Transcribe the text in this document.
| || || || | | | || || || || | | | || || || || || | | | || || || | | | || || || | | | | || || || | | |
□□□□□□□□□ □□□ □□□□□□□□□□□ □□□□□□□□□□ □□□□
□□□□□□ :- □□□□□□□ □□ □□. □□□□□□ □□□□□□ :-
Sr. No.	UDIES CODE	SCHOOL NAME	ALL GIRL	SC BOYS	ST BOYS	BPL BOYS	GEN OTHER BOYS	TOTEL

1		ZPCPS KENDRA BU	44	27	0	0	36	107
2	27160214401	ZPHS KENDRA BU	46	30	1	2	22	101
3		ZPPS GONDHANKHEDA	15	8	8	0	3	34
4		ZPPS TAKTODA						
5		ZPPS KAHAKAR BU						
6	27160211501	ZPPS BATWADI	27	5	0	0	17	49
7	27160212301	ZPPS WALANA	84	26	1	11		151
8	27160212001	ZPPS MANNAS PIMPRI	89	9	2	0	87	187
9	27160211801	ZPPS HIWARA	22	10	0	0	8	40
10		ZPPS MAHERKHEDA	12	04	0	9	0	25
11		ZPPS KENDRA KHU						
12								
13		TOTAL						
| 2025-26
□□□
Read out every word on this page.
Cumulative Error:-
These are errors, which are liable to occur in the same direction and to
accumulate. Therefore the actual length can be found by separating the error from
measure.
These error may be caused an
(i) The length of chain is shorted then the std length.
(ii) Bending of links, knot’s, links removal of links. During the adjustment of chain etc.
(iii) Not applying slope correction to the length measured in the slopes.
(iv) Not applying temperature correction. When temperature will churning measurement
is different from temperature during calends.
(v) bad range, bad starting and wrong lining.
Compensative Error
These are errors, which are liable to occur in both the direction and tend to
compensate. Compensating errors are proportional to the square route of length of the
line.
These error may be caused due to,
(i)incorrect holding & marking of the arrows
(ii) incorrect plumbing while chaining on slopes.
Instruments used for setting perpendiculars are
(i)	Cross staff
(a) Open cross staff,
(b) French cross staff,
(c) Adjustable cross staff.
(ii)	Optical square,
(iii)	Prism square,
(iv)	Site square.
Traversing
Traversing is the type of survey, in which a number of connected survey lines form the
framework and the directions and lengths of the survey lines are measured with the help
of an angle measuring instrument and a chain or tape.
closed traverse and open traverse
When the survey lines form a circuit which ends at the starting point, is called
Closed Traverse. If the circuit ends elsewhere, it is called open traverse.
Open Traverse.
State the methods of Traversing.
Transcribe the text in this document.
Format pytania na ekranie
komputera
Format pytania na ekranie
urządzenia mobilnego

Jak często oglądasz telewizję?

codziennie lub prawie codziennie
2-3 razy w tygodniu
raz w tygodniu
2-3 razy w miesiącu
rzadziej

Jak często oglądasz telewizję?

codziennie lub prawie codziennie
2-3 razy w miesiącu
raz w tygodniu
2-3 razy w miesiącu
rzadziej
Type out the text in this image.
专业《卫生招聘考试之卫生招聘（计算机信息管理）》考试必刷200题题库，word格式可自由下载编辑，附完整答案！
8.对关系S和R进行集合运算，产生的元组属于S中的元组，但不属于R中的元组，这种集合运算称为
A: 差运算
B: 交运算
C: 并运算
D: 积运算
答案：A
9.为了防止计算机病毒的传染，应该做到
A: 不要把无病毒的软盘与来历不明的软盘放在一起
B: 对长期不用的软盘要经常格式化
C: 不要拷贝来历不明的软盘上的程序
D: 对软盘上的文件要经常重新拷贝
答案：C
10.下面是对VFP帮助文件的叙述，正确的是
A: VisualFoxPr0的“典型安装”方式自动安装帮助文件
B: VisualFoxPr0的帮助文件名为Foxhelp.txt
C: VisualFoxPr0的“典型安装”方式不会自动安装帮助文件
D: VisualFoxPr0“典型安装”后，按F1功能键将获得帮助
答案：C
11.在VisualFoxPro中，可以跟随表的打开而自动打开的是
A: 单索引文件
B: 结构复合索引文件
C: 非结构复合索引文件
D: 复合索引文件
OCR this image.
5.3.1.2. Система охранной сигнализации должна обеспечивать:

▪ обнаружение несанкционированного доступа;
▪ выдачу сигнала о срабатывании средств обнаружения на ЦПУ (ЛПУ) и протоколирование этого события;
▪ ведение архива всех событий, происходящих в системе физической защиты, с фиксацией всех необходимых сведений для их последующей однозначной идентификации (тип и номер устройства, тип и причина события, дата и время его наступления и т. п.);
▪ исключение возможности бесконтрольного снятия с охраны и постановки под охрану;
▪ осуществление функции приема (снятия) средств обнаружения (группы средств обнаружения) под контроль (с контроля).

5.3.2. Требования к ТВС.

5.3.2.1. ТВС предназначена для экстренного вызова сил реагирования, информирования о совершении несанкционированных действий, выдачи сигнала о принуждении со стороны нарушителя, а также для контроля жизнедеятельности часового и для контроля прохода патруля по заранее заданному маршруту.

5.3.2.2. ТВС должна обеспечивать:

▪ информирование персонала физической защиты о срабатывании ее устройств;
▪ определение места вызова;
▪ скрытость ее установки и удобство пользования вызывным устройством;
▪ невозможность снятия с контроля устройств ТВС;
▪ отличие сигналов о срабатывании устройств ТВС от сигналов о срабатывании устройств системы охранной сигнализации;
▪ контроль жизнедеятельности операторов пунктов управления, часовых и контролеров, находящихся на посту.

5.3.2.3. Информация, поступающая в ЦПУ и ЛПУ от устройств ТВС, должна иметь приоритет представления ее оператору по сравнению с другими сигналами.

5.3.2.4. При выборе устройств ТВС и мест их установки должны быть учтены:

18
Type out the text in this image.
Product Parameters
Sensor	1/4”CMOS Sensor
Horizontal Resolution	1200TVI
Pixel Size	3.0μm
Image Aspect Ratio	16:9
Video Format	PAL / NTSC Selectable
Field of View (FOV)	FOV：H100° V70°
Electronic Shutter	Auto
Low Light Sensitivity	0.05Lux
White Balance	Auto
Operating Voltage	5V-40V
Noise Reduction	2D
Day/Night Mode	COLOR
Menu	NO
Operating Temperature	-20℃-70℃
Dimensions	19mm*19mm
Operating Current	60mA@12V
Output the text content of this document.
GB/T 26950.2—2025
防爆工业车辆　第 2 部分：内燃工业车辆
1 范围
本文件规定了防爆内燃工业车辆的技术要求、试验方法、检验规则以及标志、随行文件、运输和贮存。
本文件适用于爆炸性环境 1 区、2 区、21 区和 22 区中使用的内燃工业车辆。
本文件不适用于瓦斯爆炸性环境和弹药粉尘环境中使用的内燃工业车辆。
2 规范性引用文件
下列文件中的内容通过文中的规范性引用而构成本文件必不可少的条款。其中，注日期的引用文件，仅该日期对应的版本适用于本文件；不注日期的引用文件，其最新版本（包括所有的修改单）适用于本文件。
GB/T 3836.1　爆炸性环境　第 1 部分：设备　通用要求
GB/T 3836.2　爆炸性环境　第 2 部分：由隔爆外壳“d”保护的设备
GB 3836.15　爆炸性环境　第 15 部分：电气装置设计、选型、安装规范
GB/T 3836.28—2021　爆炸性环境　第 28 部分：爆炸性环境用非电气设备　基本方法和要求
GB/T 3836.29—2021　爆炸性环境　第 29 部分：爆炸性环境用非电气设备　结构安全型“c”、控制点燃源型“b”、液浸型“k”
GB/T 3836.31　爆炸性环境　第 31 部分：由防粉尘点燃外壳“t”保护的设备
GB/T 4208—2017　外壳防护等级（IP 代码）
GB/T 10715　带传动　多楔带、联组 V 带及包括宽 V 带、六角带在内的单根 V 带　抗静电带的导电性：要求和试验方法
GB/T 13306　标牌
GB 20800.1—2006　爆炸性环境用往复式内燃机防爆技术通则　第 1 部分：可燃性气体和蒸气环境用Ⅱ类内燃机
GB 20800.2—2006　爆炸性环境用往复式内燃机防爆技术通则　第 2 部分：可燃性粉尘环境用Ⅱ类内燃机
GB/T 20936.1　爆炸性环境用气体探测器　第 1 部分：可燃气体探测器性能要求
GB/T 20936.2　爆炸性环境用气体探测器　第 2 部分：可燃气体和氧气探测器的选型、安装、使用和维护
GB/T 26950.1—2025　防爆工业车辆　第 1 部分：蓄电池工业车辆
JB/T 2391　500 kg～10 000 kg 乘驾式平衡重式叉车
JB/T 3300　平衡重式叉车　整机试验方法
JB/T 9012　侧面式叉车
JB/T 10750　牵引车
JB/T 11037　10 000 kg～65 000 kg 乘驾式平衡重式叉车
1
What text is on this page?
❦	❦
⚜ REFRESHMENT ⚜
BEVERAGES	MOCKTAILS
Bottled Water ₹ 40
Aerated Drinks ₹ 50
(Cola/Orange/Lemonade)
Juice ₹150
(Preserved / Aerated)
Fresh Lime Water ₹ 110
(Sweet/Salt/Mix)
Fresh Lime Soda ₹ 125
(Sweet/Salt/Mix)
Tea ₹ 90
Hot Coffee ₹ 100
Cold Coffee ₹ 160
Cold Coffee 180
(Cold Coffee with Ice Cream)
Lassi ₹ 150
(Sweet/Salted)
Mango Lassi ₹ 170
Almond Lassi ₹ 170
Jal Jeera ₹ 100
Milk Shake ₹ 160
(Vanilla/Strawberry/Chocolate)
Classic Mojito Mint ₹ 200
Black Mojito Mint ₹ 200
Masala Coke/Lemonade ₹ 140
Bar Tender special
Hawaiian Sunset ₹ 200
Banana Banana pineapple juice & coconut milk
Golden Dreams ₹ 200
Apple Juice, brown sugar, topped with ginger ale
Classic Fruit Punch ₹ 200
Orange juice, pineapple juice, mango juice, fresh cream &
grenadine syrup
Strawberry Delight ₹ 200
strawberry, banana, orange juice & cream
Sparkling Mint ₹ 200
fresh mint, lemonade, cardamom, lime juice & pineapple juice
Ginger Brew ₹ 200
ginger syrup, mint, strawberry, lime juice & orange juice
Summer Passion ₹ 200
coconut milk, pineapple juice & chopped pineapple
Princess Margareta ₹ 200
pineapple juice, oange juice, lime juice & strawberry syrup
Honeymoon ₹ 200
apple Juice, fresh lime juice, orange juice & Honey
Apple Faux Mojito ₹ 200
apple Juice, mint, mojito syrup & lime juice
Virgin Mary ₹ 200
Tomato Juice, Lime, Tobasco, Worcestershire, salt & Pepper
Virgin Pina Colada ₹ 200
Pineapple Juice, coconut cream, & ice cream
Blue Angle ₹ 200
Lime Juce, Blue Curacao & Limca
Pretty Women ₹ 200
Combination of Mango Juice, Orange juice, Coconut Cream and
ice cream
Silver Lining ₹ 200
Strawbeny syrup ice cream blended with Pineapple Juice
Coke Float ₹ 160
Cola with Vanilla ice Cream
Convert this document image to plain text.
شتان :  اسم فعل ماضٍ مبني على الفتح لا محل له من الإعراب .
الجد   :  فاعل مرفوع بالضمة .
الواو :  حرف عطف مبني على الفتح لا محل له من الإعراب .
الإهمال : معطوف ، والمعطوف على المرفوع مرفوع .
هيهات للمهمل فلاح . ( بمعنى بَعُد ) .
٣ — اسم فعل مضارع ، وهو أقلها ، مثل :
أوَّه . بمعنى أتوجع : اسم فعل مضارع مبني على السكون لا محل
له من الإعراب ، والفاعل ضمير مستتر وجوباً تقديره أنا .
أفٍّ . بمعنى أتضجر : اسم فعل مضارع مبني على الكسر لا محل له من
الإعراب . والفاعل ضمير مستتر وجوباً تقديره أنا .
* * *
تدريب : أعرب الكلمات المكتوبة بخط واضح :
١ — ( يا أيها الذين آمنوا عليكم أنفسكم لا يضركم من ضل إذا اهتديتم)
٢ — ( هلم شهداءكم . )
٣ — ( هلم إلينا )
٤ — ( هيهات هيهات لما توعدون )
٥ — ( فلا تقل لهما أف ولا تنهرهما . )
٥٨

CHALLENGE — Return a copy of every line that includes the word "starting".

SOLUTION —
(v) bad range, bad starting and wrong lining.
When the survey lines form a circuit which ends at the starting point, is called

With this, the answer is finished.